**EXERCISE AIM:** Your task is to extract every entry that follows word for word while excluding the pictures.

**RECORDS PROVIDED:**
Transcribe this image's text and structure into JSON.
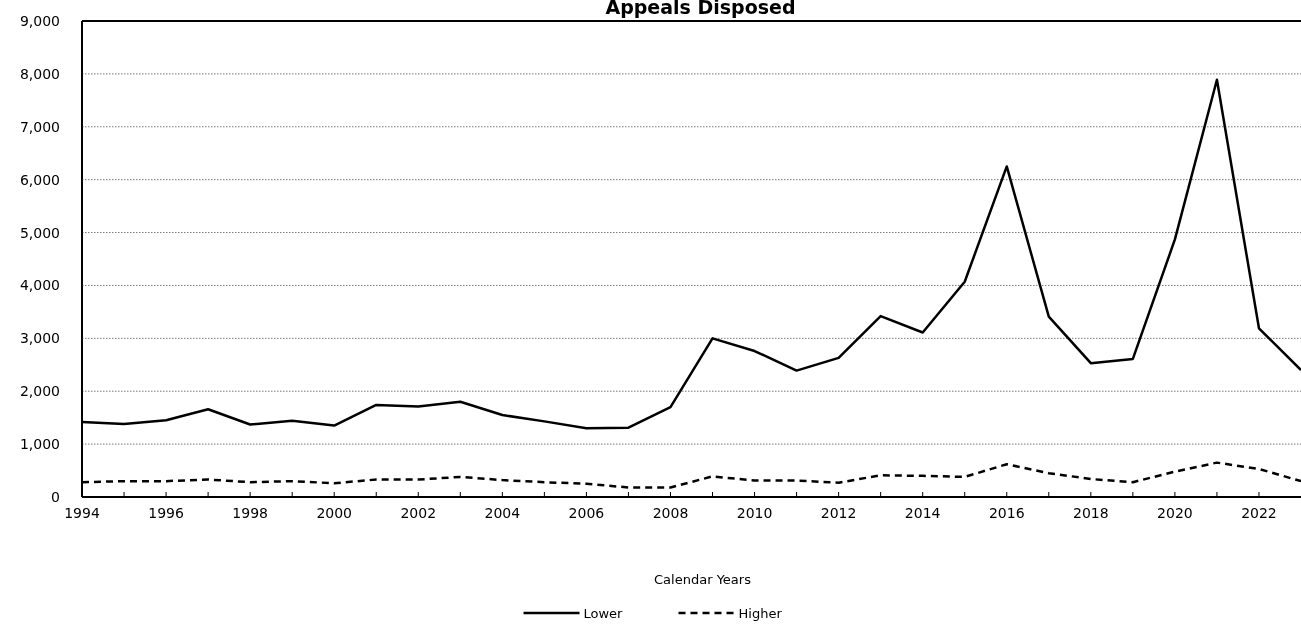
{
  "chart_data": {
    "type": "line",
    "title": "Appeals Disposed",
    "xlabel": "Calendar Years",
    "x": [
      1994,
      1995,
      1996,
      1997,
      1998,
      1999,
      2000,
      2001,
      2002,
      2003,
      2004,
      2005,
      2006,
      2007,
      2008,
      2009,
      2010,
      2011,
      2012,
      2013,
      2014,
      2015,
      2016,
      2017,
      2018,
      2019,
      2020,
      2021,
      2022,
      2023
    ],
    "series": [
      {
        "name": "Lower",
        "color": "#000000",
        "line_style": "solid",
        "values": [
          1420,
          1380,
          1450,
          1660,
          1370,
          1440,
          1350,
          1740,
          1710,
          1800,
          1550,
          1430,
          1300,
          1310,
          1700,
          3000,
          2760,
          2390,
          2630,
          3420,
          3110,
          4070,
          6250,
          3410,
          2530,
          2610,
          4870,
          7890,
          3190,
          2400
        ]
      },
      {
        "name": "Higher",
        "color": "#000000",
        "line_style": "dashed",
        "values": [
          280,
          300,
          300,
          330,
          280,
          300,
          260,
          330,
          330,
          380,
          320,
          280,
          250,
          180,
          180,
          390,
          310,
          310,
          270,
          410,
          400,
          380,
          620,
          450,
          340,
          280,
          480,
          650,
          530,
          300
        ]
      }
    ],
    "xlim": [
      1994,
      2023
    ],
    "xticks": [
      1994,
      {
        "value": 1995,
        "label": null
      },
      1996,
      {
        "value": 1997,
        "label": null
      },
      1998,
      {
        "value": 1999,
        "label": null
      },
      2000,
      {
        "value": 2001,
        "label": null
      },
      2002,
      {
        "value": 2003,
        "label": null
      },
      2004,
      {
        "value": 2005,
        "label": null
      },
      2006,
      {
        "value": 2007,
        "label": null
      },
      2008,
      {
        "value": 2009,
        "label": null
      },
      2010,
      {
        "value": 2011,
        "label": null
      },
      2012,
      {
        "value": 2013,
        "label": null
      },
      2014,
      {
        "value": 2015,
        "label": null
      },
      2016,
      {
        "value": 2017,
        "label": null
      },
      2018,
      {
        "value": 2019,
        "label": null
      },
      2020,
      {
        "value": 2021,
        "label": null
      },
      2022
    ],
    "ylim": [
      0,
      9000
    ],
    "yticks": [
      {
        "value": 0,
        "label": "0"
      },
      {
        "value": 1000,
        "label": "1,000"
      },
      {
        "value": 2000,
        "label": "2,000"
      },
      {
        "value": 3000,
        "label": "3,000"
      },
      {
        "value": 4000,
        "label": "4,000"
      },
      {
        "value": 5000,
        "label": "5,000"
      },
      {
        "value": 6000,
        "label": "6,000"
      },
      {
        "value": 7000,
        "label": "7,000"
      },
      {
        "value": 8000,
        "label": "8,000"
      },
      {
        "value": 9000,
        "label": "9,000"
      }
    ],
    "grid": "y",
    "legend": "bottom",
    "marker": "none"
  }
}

**ANSWER TO THE PROBLEM:**
Transcribe this image's text and structure into JSON.
{
  "chart_data": {
    "type": "line",
    "title": "Appeals Disposed",
    "xlabel": "Calendar Years",
    "x": [
      1994,
      1995,
      1996,
      1997,
      1998,
      1999,
      2000,
      2001,
      2002,
      2003,
      2004,
      2005,
      2006,
      2007,
      2008,
      2009,
      2010,
      2011,
      2012,
      2013,
      2014,
      2015,
      2016,
      2017,
      2018,
      2019,
      2020,
      2021,
      2022,
      2023
    ],
    "series": [
      {
        "name": "Lower",
        "color": "#000000",
        "line_style": "solid",
        "values": [
          1420,
          1380,
          1450,
          1660,
          1370,
          1440,
          1350,
          1740,
          1710,
          1800,
          1550,
          1430,
          1300,
          1310,
          1700,
          3000,
          2760,
          2390,
          2630,
          3420,
          3110,
          4070,
          6250,
          3410,
          2530,
          2610,
          4870,
          7890,
          3190,
          2400
        ]
      },
      {
        "name": "Higher",
        "color": "#000000",
        "line_style": "dashed",
        "values": [
          280,
          300,
          300,
          330,
          280,
          300,
          260,
          330,
          330,
          380,
          320,
          280,
          250,
          180,
          180,
          390,
          310,
          310,
          270,
          410,
          400,
          380,
          620,
          450,
          340,
          280,
          480,
          650,
          530,
          300
        ]
      }
    ],
    "xlim": [
      1994,
      2023
    ],
    "xticks": [
      1994,
      {
        "value": 1995,
        "label": null
      },
      1996,
      {
        "value": 1997,
        "label": null
      },
      1998,
      {
        "value": 1999,
        "label": null
      },
      2000,
      {
        "value": 2001,
        "label": null
      },
      2002,
      {
        "value": 2003,
        "label": null
      },
      2004,
      {
        "value": 2005,
        "label": null
      },
      2006,
      {
        "value": 2007,
        "label": null
      },
      2008,
      {
        "value": 2009,
        "label": null
      },
      2010,
      {
        "value": 2011,
        "label": null
      },
      2012,
      {
        "value": 2013,
        "label": null
      },
      2014,
      {
        "value": 2015,
        "label": null
      },
      2016,
      {
        "value": 2017,
        "label": null
      },
      2018,
      {
        "value": 2019,
        "label": null
      },
      2020,
      {
        "value": 2021,
        "label": null
      },
      2022
    ],
    "ylim": [
      0,
      9000
    ],
    "yticks": [
      {
        "value": 0,
        "label": "0"
      },
      {
        "value": 1000,
        "label": "1,000"
      },
      {
        "value": 2000,
        "label": "2,000"
      },
      {
        "value": 3000,
        "label": "3,000"
      },
      {
        "value": 4000,
        "label": "4,000"
      },
      {
        "value": 5000,
        "label": "5,000"
      },
      {
        "value": 6000,
        "label": "6,000"
      },
      {
        "value": 7000,
        "label": "7,000"
      },
      {
        "value": 8000,
        "label": "8,000"
      },
      {
        "value": 9000,
        "label": "9,000"
      }
    ],
    "grid": "y",
    "legend": "bottom",
    "marker": "none"
  }
}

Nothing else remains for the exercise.